[Goal of the exercise] All records should be reproduced verbatim.

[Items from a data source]
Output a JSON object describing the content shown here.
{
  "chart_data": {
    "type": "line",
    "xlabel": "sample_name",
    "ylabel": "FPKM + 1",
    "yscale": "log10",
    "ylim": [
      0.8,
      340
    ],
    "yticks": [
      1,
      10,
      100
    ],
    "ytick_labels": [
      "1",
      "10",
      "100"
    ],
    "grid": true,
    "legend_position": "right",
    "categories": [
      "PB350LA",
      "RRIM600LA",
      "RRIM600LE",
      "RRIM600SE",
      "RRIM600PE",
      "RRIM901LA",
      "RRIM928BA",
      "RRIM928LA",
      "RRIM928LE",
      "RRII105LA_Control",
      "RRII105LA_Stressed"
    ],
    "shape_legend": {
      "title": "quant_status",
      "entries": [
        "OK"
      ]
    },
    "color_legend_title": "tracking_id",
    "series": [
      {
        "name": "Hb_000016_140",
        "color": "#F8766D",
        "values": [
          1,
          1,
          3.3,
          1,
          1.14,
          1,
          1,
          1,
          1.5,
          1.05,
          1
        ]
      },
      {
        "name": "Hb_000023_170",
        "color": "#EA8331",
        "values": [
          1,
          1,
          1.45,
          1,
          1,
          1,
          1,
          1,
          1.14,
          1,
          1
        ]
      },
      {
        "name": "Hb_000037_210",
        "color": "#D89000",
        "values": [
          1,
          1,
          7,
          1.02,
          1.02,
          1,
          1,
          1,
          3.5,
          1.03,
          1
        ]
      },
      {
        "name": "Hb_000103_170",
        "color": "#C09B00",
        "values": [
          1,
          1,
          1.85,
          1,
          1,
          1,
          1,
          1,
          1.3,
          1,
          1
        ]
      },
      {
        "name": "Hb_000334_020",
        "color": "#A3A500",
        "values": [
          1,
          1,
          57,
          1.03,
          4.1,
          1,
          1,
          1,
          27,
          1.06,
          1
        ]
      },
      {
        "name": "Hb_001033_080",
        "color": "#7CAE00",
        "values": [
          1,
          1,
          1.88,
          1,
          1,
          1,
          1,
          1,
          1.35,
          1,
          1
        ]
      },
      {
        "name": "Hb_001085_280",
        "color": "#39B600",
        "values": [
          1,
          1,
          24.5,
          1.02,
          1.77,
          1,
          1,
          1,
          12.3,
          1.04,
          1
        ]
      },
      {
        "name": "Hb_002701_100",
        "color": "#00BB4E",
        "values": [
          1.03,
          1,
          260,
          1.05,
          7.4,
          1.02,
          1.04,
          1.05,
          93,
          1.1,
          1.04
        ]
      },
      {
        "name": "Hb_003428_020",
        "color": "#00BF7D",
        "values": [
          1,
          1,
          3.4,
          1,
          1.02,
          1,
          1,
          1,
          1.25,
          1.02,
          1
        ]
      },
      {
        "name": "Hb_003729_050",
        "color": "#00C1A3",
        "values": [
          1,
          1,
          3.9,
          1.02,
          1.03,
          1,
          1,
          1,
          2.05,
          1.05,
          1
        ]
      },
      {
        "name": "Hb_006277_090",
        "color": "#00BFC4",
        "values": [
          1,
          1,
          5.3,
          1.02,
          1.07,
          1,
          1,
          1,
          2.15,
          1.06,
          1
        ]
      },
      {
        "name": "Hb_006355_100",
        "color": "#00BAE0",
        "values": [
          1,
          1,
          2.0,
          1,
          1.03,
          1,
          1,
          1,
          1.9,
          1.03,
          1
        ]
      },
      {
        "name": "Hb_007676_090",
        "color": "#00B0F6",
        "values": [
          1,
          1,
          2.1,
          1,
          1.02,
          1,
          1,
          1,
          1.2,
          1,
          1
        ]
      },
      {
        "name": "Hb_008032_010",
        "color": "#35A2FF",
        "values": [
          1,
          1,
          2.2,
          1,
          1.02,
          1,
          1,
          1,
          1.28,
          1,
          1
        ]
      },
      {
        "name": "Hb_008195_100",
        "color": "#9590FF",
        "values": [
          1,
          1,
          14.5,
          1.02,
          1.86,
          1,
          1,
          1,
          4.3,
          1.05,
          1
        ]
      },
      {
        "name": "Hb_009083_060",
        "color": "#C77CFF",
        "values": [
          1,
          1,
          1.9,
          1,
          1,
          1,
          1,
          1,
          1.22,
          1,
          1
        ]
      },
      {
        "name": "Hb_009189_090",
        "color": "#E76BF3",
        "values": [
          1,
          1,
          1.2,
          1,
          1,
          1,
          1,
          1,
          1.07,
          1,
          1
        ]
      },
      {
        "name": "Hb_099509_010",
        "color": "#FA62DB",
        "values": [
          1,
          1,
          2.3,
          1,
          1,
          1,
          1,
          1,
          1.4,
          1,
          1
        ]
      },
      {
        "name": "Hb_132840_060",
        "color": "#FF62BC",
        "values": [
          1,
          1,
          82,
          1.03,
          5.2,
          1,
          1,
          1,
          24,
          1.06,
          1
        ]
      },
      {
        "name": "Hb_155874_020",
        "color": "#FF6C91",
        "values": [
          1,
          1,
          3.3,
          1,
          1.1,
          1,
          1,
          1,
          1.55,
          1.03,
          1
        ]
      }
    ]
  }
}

[Written answer]
Output a JSON object describing the content shown here.
{
  "chart_data": {
    "type": "line",
    "xlabel": "sample_name",
    "ylabel": "FPKM + 1",
    "yscale": "log10",
    "ylim": [
      0.8,
      340
    ],
    "yticks": [
      1,
      10,
      100
    ],
    "ytick_labels": [
      "1",
      "10",
      "100"
    ],
    "grid": true,
    "legend_position": "right",
    "categories": [
      "PB350LA",
      "RRIM600LA",
      "RRIM600LE",
      "RRIM600SE",
      "RRIM600PE",
      "RRIM901LA",
      "RRIM928BA",
      "RRIM928LA",
      "RRIM928LE",
      "RRII105LA_Control",
      "RRII105LA_Stressed"
    ],
    "shape_legend": {
      "title": "quant_status",
      "entries": [
        "OK"
      ]
    },
    "color_legend_title": "tracking_id",
    "series": [
      {
        "name": "Hb_000016_140",
        "color": "#F8766D",
        "values": [
          1,
          1,
          3.3,
          1,
          1.14,
          1,
          1,
          1,
          1.5,
          1.05,
          1
        ]
      },
      {
        "name": "Hb_000023_170",
        "color": "#EA8331",
        "values": [
          1,
          1,
          1.45,
          1,
          1,
          1,
          1,
          1,
          1.14,
          1,
          1
        ]
      },
      {
        "name": "Hb_000037_210",
        "color": "#D89000",
        "values": [
          1,
          1,
          7,
          1.02,
          1.02,
          1,
          1,
          1,
          3.5,
          1.03,
          1
        ]
      },
      {
        "name": "Hb_000103_170",
        "color": "#C09B00",
        "values": [
          1,
          1,
          1.85,
          1,
          1,
          1,
          1,
          1,
          1.3,
          1,
          1
        ]
      },
      {
        "name": "Hb_000334_020",
        "color": "#A3A500",
        "values": [
          1,
          1,
          57,
          1.03,
          4.1,
          1,
          1,
          1,
          27,
          1.06,
          1
        ]
      },
      {
        "name": "Hb_001033_080",
        "color": "#7CAE00",
        "values": [
          1,
          1,
          1.88,
          1,
          1,
          1,
          1,
          1,
          1.35,
          1,
          1
        ]
      },
      {
        "name": "Hb_001085_280",
        "color": "#39B600",
        "values": [
          1,
          1,
          24.5,
          1.02,
          1.77,
          1,
          1,
          1,
          12.3,
          1.04,
          1
        ]
      },
      {
        "name": "Hb_002701_100",
        "color": "#00BB4E",
        "values": [
          1.03,
          1,
          260,
          1.05,
          7.4,
          1.02,
          1.04,
          1.05,
          93,
          1.1,
          1.04
        ]
      },
      {
        "name": "Hb_003428_020",
        "color": "#00BF7D",
        "values": [
          1,
          1,
          3.4,
          1,
          1.02,
          1,
          1,
          1,
          1.25,
          1.02,
          1
        ]
      },
      {
        "name": "Hb_003729_050",
        "color": "#00C1A3",
        "values": [
          1,
          1,
          3.9,
          1.02,
          1.03,
          1,
          1,
          1,
          2.05,
          1.05,
          1
        ]
      },
      {
        "name": "Hb_006277_090",
        "color": "#00BFC4",
        "values": [
          1,
          1,
          5.3,
          1.02,
          1.07,
          1,
          1,
          1,
          2.15,
          1.06,
          1
        ]
      },
      {
        "name": "Hb_006355_100",
        "color": "#00BAE0",
        "values": [
          1,
          1,
          2.0,
          1,
          1.03,
          1,
          1,
          1,
          1.9,
          1.03,
          1
        ]
      },
      {
        "name": "Hb_007676_090",
        "color": "#00B0F6",
        "values": [
          1,
          1,
          2.1,
          1,
          1.02,
          1,
          1,
          1,
          1.2,
          1,
          1
        ]
      },
      {
        "name": "Hb_008032_010",
        "color": "#35A2FF",
        "values": [
          1,
          1,
          2.2,
          1,
          1.02,
          1,
          1,
          1,
          1.28,
          1,
          1
        ]
      },
      {
        "name": "Hb_008195_100",
        "color": "#9590FF",
        "values": [
          1,
          1,
          14.5,
          1.02,
          1.86,
          1,
          1,
          1,
          4.3,
          1.05,
          1
        ]
      },
      {
        "name": "Hb_009083_060",
        "color": "#C77CFF",
        "values": [
          1,
          1,
          1.9,
          1,
          1,
          1,
          1,
          1,
          1.22,
          1,
          1
        ]
      },
      {
        "name": "Hb_009189_090",
        "color": "#E76BF3",
        "values": [
          1,
          1,
          1.2,
          1,
          1,
          1,
          1,
          1,
          1.07,
          1,
          1
        ]
      },
      {
        "name": "Hb_099509_010",
        "color": "#FA62DB",
        "values": [
          1,
          1,
          2.3,
          1,
          1,
          1,
          1,
          1,
          1.4,
          1,
          1
        ]
      },
      {
        "name": "Hb_132840_060",
        "color": "#FF62BC",
        "values": [
          1,
          1,
          82,
          1.03,
          5.2,
          1,
          1,
          1,
          24,
          1.06,
          1
        ]
      },
      {
        "name": "Hb_155874_020",
        "color": "#FF6C91",
        "values": [
          1,
          1,
          3.3,
          1,
          1.1,
          1,
          1,
          1,
          1.55,
          1.03,
          1
        ]
      }
    ]
  }
}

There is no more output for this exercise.